Directions.
1/ Check (a), (b), and (c) against the forum thread on setting up a garage shop. For each one, answer yes or no and quote the words from the thread that settle it.
(a) The planer is mounted on a cabinet that has locking casters.
(b) MrDJC's old contractor saw stayed fixed in one spot and could not be moved.
(c) The laundry room that shares a wall with the garage has a 220v outlet.
2/ Please write out the part of the forum thread on setting up a garage shop that opens with the words containing "## MrDJC (Jun" and closes with "here for advice.".

Source passage.

_ _ _

I also have a flip-up outfeed table that I can drop down out of the way, when I need the room.

I have my planer mounted on a cabinet with locking casters. So, I can roll it wherever I want, including the driveway. My previous drill press was on a rolling stand as well. This kind of mobility helps a lot in a smaller space where you just can't afford to have all the room you need on all sides of fixed machines.


----------



## MrDJC (Jun 15, 2020)

The table saw will be one of the biggest purchases. I had my my old contractor saw on a mobile base and I could move it out into the driveway. I was looking at Grizzly's last night. The G0690 was looking good to me. I'm having an electrician coming out on Saturday to see about running 220 volts into the garage. It shares a wall with the laundry room that has a 220v outlet so I'm hoping it'll be fairly simple. I like the idea of casters so things can be moved out when needed and tucked away when not.


----------



## Moshannon (Jun 20, 2020)

Welcome. Newbie myself. Always looking here for advice.


----------



## ibewjon (Oct 2, 2010)

_ _ _

Data shown.
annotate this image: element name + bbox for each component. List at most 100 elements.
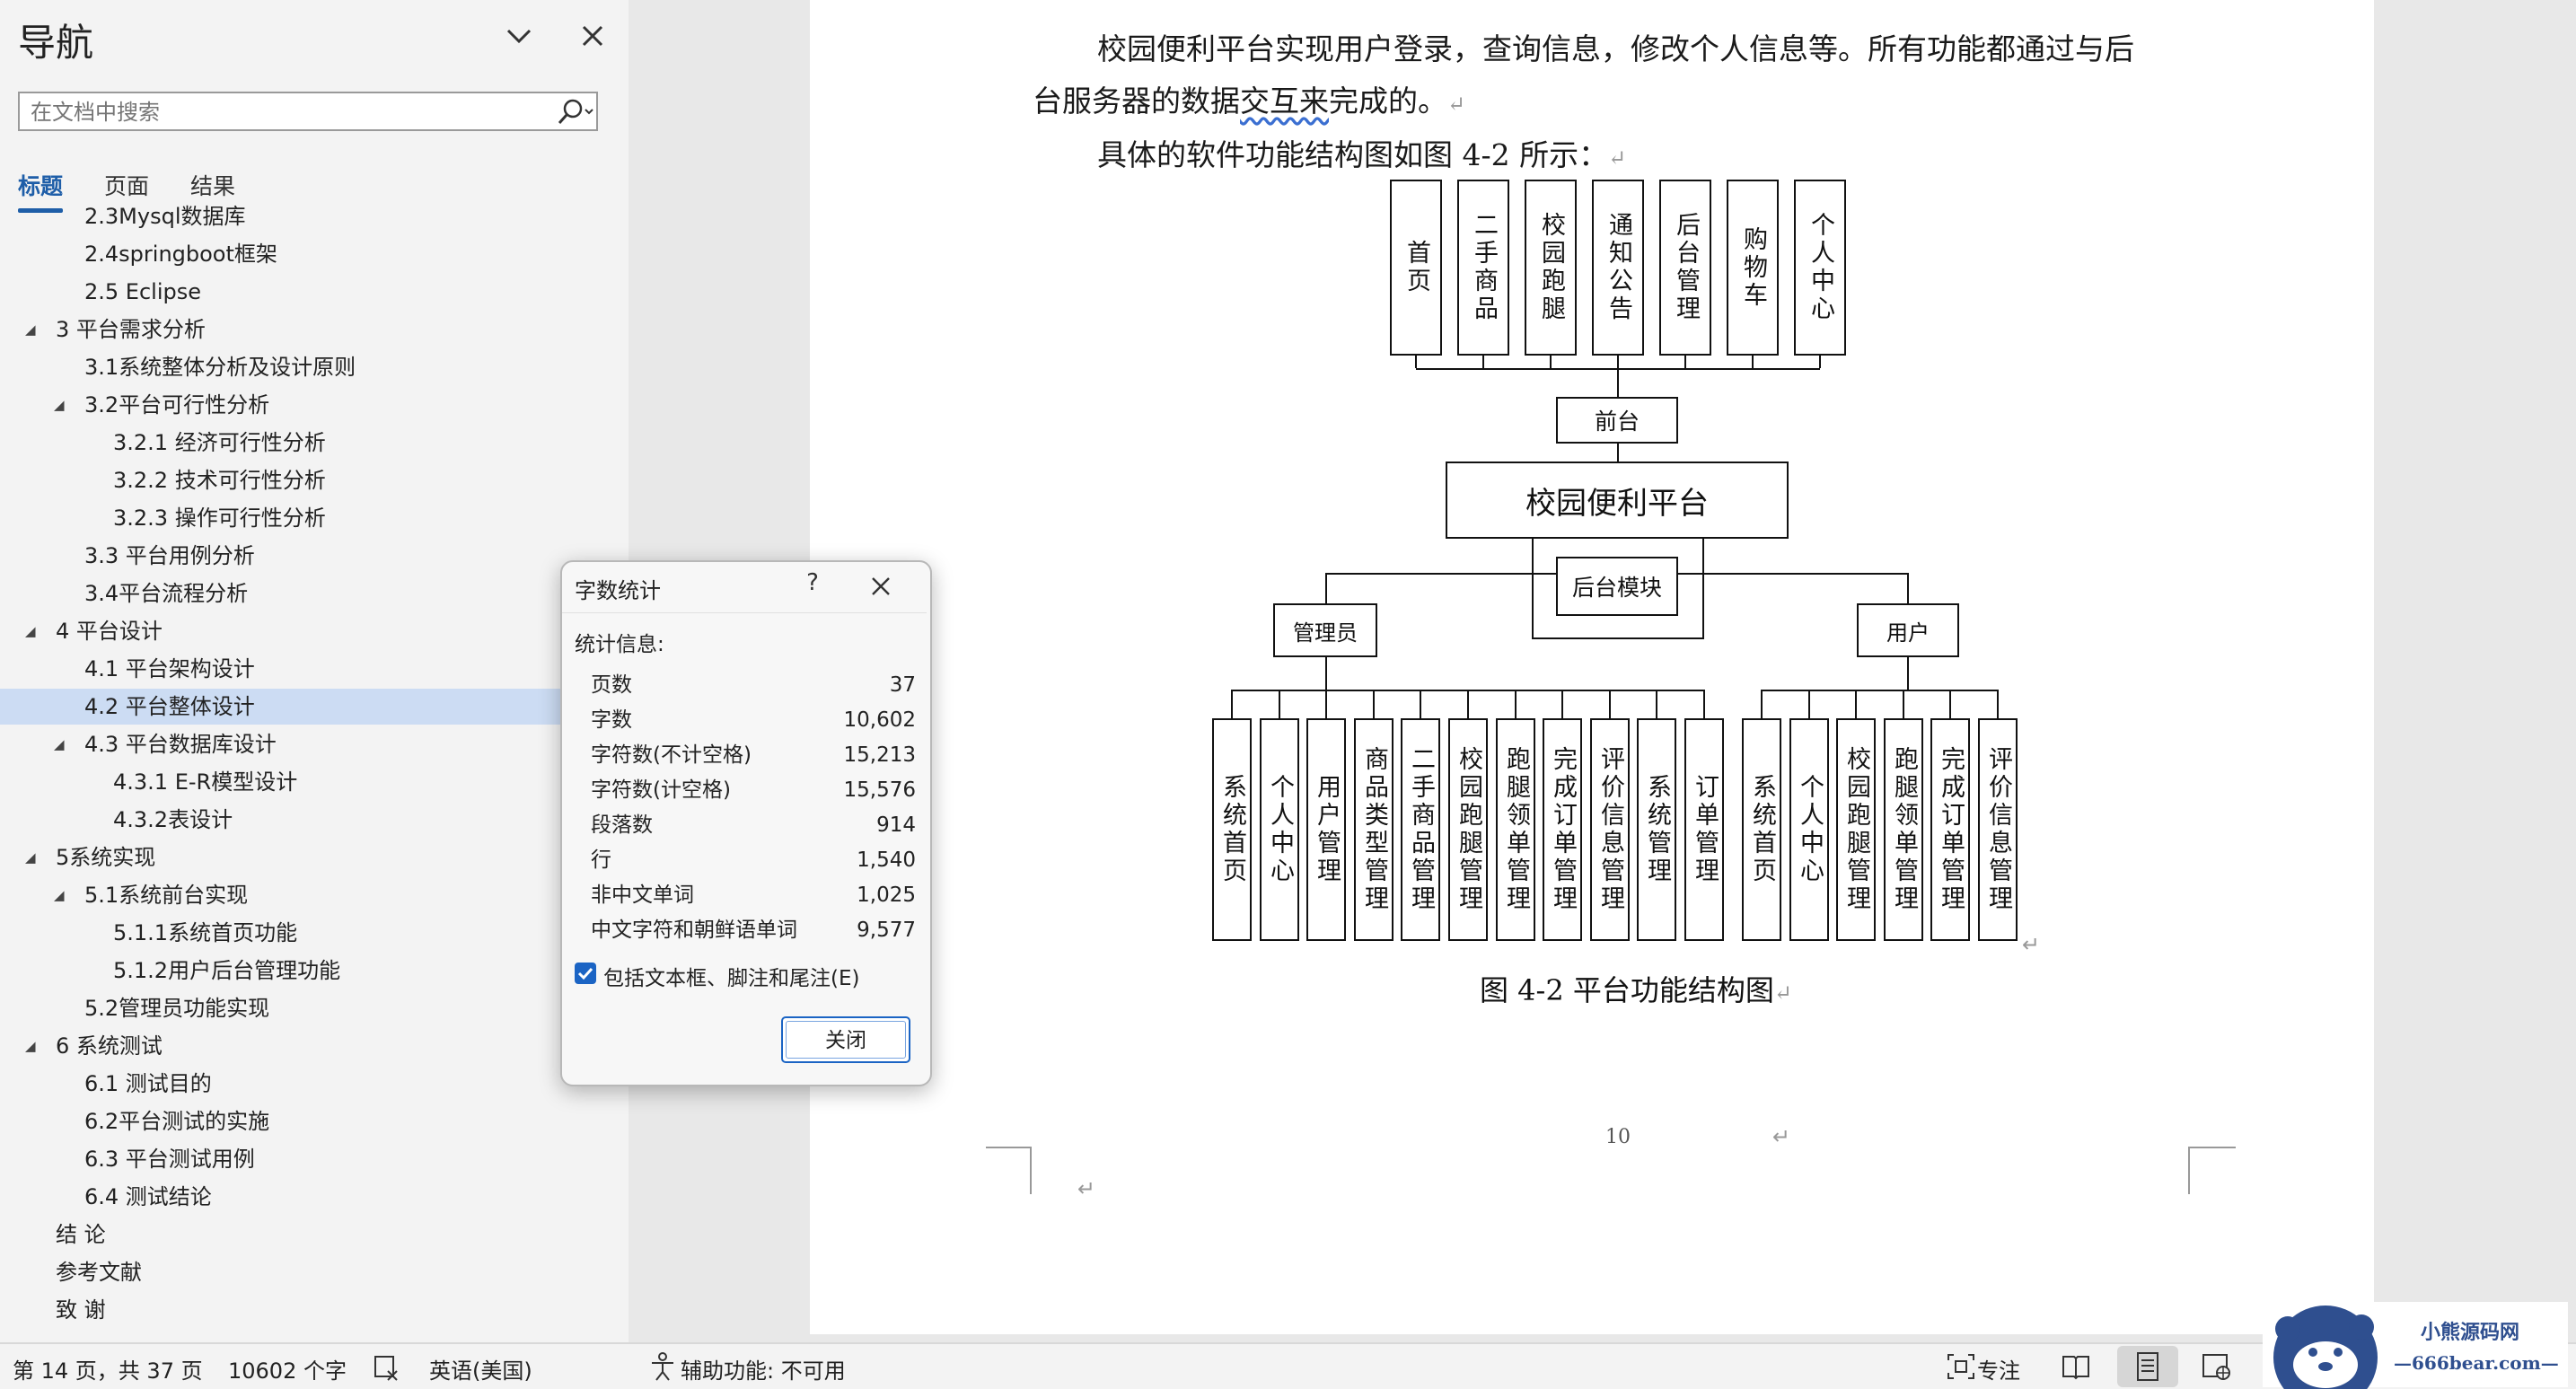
print-layout-button[interactable]: [2117, 1346, 2178, 1387]
tab-results[interactable]: 结果: [190, 173, 236, 199]
connector-line: [1231, 690, 1233, 718]
nav-heading-label: 6.1 测试目的: [84, 1071, 212, 1096]
admin-module-box: 个人中心: [1260, 718, 1299, 941]
close-icon[interactable]: [867, 573, 894, 600]
stat-label: 段落数: [591, 813, 653, 837]
search-input[interactable]: [29, 97, 535, 127]
connector-line: [1702, 539, 1704, 639]
nav-heading-item[interactable]: ◢4 平台设计: [0, 613, 629, 649]
nav-heading-item[interactable]: ◢5.1系统前台实现: [0, 877, 629, 913]
nav-heading-label: 5.1.1系统首页功能: [113, 920, 298, 945]
expand-triangle-icon[interactable]: ◢: [54, 736, 65, 752]
nav-heading-item[interactable]: 3.4平台流程分析: [0, 576, 629, 611]
nav-heading-item[interactable]: 4.3.1 E-R模型设计: [0, 764, 629, 800]
nav-heading-item[interactable]: 参考文献: [0, 1254, 629, 1290]
connector-line: [1656, 690, 1657, 718]
nav-heading-label: 3.2.1 经济可行性分析: [113, 430, 326, 455]
nav-heading-item[interactable]: 3.2.3 操作可行性分析: [0, 500, 629, 536]
tab-headings[interactable]: 标题: [18, 173, 64, 199]
help-button[interactable]: ?: [806, 569, 819, 596]
nav-heading-item[interactable]: ◢6 系统测试: [0, 1028, 629, 1064]
paragraph-1-line-2: 台服务器的数据交互来完成的。↵: [1033, 84, 1466, 119]
focus-mode-button[interactable]: 专注: [1977, 1358, 2020, 1384]
nav-heading-item[interactable]: ◢3 平台需求分析: [0, 312, 629, 347]
bear-logo-icon: [2273, 1305, 2378, 1389]
nav-heading-item[interactable]: 2.3Mysql数据库: [0, 198, 629, 234]
top-module-box: 后台管理: [1659, 180, 1711, 356]
close-dialog-button[interactable]: 关闭: [781, 1016, 910, 1063]
connector-line: [1907, 573, 1909, 603]
module-label: 后台管理: [1672, 212, 1700, 323]
watermark-logo: 小熊源码网 —666bear.com—: [2263, 1302, 2568, 1389]
nav-heading-item[interactable]: ◢5系统实现: [0, 840, 629, 875]
expand-triangle-icon[interactable]: ◢: [54, 397, 65, 413]
user-module-box: 系统首页: [1742, 718, 1781, 941]
nav-heading-label: 4.1 平台架构设计: [84, 656, 255, 681]
nav-heading-item[interactable]: 4.2 平台整体设计: [0, 689, 629, 725]
connector-line: [1325, 573, 1556, 575]
expand-triangle-icon[interactable]: ◢: [25, 849, 36, 866]
grammar-underline-text[interactable]: 交互来: [1240, 84, 1329, 119]
page-info[interactable]: 第 14 页，共 37 页: [13, 1358, 203, 1384]
admin-module-box: 跑腿领单管理: [1496, 718, 1535, 941]
top-module-box: 购物车: [1727, 180, 1779, 356]
nav-heading-item[interactable]: ◢4.3 平台数据库设计: [0, 726, 629, 762]
nav-search-box: [18, 92, 598, 131]
connector-line: [1550, 356, 1552, 368]
nav-heading-item[interactable]: 5.1.2用户后台管理功能: [0, 953, 629, 989]
module-label: 商品类型管理: [1360, 746, 1388, 913]
proofing-icon[interactable]: [368, 1349, 404, 1384]
nav-heading-item[interactable]: 6.1 测试目的: [0, 1066, 629, 1102]
include-textbox-checkbox[interactable]: [575, 963, 596, 984]
top-module-box: 首页: [1390, 180, 1442, 356]
web-layout-icon[interactable]: [2198, 1349, 2234, 1384]
accessibility-status[interactable]: 辅助功能: 不可用: [681, 1358, 846, 1384]
expand-triangle-icon[interactable]: ◢: [25, 623, 36, 639]
expand-triangle-icon[interactable]: ◢: [25, 321, 36, 338]
close-icon[interactable]: [573, 16, 612, 56]
connector-line: [1819, 356, 1821, 368]
watermark-url: —666bear.com—: [2394, 1352, 2559, 1374]
nav-heading-item[interactable]: 6.2平台测试的实施: [0, 1103, 629, 1139]
checkbox-label[interactable]: 包括文本框、脚注和尾注(E): [603, 967, 860, 990]
nav-heading-item[interactable]: 3.2.1 经济可行性分析: [0, 425, 629, 461]
nav-heading-item[interactable]: 致 谢: [0, 1292, 629, 1328]
nav-heading-item[interactable]: 2.5 Eclipse: [0, 274, 629, 310]
nav-heading-item[interactable]: 结 论: [0, 1217, 629, 1253]
admin-module-box: 系统首页: [1212, 718, 1252, 941]
nav-heading-item[interactable]: 3.2.2 技术可行性分析: [0, 462, 629, 498]
nav-heading-item[interactable]: 4.3.2表设计: [0, 802, 629, 838]
accessibility-icon[interactable]: [645, 1349, 681, 1384]
module-label: 评价信息管理: [1596, 746, 1624, 913]
expand-triangle-icon[interactable]: ◢: [25, 1038, 36, 1054]
language-status[interactable]: 英语(美国): [429, 1358, 532, 1384]
nav-heading-item[interactable]: 5.1.1系统首页功能: [0, 915, 629, 951]
nav-heading-item[interactable]: 2.4springboot框架: [0, 236, 629, 272]
nav-heading-item[interactable]: 5.2管理员功能实现: [0, 990, 629, 1026]
word-count-status[interactable]: 10602 个字: [228, 1358, 347, 1384]
nav-heading-item[interactable]: 6.3 平台测试用例: [0, 1141, 629, 1177]
tab-pages[interactable]: 页面: [104, 173, 150, 199]
module-label: 校园跑腿管理: [1842, 746, 1870, 913]
search-icon[interactable]: [551, 97, 596, 127]
nav-heading-label: 结 论: [56, 1222, 106, 1247]
focus-icon[interactable]: [1943, 1349, 1979, 1384]
nav-heading-item[interactable]: 3.3 平台用例分析: [0, 538, 629, 574]
connector-line: [1617, 368, 1619, 397]
nav-heading-item[interactable]: 6.4 测试结论: [0, 1179, 629, 1215]
read-mode-icon[interactable]: [2058, 1349, 2094, 1384]
top-module-box: 通知公告: [1592, 180, 1644, 356]
nav-heading-item[interactable]: 3.1系统整体分析及设计原则: [0, 349, 629, 385]
expand-triangle-icon[interactable]: ◢: [54, 887, 65, 903]
nav-heading-item[interactable]: 4.1 平台架构设计: [0, 651, 629, 687]
stat-value: 10,602: [843, 708, 916, 732]
nav-heading-label: 2.4springboot框架: [84, 242, 277, 267]
stat-label: 行: [591, 848, 611, 872]
chevron-down-icon[interactable]: [499, 16, 539, 56]
nav-heading-item[interactable]: ◢3.2平台可行性分析: [0, 387, 629, 423]
nav-heading-label: 3.2.3 操作可行性分析: [113, 505, 326, 531]
module-label: 个人中心: [1796, 774, 1824, 885]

_ _ _

Task responses.
1/
(a) Yes: "I have my planer mounted on a cabinet with locking casters."
(b) No: "I could move it out into the driveway."
(c) Yes: "It shares a wall with the laundry room that has a 220v outlet"

2/
## MrDJC (Jun 15, 2020)

The table saw will be one of the biggest purchases. I had my my old contractor saw on a mobile base and I could move it out into the driveway. I was looking at Grizzly's last night. The G0690 was looking good to me. I'm having an electrician coming out on Saturday to see about running 220 volts into the garage. It shares a wall with the laundry room that has a 220v outlet so I'm hoping it'll be fairly simple. I like the idea of casters so things can be moved out when needed and tucked away when not.


----------



## Moshannon (Jun 20, 2020)

Welcome. Newbie myself. Always looking here for advice.